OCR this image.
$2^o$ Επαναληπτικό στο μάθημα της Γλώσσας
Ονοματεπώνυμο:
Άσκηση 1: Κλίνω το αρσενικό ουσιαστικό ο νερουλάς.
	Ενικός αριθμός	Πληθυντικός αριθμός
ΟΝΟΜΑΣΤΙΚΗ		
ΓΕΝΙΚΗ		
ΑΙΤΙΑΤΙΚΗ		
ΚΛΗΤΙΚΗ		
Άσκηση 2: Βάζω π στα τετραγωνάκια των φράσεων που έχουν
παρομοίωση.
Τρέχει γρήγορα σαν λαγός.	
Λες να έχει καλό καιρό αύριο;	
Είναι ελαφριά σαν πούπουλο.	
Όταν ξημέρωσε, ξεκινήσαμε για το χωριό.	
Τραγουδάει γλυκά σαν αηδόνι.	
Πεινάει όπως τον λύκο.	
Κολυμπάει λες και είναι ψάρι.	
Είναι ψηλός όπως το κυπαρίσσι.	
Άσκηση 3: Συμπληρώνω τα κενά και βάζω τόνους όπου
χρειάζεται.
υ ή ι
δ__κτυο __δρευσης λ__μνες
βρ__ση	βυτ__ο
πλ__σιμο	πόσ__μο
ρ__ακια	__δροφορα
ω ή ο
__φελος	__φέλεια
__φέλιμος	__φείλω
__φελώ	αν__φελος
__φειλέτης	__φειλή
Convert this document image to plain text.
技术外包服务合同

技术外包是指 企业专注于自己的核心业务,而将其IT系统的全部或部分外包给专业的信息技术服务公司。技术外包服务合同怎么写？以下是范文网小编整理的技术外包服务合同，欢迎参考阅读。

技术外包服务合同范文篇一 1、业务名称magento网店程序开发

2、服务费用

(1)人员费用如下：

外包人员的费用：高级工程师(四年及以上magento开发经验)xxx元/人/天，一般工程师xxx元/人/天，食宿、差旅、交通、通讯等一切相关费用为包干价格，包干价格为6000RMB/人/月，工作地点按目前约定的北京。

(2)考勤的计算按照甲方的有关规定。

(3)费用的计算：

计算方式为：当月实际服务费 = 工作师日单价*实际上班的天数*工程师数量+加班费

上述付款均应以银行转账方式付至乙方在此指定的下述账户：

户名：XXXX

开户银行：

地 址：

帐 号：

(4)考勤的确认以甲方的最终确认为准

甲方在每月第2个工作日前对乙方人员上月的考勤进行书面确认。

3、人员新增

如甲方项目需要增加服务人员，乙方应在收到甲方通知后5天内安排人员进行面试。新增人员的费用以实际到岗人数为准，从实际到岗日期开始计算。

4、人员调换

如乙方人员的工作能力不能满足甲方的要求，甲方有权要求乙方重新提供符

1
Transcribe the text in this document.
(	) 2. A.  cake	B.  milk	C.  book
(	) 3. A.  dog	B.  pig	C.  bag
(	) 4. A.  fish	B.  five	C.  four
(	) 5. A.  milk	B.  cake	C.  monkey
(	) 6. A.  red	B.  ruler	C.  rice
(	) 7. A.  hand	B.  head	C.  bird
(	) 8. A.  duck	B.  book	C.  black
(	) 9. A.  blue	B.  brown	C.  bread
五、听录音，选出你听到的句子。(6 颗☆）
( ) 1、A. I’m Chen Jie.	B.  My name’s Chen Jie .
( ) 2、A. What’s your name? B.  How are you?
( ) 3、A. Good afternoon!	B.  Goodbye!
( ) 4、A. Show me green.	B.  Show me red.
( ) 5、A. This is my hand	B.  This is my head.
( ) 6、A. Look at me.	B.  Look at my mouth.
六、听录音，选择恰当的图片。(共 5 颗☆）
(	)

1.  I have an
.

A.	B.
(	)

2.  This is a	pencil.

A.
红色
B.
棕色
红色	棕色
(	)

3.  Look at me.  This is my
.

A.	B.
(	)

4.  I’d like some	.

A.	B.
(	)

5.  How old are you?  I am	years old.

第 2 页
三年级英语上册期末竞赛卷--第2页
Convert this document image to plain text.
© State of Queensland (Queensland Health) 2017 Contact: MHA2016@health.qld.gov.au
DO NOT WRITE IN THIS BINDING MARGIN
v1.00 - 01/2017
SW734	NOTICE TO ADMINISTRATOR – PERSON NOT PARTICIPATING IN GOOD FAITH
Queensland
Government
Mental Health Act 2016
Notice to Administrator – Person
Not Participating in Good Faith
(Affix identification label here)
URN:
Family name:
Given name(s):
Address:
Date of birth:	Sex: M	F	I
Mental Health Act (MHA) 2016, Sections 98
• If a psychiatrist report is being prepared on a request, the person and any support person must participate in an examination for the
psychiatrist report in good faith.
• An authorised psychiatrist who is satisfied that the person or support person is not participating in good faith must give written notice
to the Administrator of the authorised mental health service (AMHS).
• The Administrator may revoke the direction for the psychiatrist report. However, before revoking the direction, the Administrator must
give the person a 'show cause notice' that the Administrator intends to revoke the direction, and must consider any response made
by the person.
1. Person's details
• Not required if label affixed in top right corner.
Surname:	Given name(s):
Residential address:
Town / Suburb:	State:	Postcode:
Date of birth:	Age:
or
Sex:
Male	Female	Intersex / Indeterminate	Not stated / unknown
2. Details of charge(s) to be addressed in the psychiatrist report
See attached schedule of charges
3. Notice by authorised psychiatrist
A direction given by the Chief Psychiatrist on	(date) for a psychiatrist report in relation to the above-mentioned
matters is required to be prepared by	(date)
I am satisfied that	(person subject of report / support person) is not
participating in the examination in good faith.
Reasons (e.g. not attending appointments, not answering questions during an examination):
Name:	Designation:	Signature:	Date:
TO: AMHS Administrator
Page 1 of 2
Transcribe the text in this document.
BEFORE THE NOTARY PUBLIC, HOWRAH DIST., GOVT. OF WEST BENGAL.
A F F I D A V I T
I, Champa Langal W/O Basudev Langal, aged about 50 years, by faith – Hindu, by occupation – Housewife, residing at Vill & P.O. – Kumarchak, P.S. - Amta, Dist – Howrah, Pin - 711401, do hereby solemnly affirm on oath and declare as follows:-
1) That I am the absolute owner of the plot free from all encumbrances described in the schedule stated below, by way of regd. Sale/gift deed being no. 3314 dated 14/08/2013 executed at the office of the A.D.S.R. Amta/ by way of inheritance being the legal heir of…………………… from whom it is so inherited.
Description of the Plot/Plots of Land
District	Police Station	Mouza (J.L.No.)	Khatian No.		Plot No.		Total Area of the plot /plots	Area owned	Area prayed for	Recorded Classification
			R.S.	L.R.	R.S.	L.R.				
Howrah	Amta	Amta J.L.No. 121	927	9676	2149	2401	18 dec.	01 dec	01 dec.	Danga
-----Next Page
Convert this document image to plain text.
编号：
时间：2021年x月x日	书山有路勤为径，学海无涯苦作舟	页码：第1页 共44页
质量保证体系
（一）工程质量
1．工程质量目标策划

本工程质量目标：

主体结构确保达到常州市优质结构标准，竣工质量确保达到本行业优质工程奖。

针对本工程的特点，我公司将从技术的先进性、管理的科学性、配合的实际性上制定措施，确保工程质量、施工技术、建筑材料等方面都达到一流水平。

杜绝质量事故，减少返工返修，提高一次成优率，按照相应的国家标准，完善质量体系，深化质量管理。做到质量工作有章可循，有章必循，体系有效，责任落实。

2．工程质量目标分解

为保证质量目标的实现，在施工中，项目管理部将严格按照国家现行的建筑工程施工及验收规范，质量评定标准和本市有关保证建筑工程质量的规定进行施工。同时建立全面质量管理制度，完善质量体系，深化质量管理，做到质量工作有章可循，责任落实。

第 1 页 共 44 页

· · · · ·

> _Instructions to follow_:
Pick every line with "being" in it and copy it.

> _Correct response_:
• If a psychiatrist report is being prepared on a request, the person and any support person must participate in an examination for the
1) That I am the absolute owner of the plot free from all encumbrances described in the schedule stated below, by way of regd. Sale/gift deed being no. 3314 dated 14/08/2013 executed at the office of the A.D.S.R. Amta/ by way of inheritance being the legal heir of…………………… from whom it is so inherited.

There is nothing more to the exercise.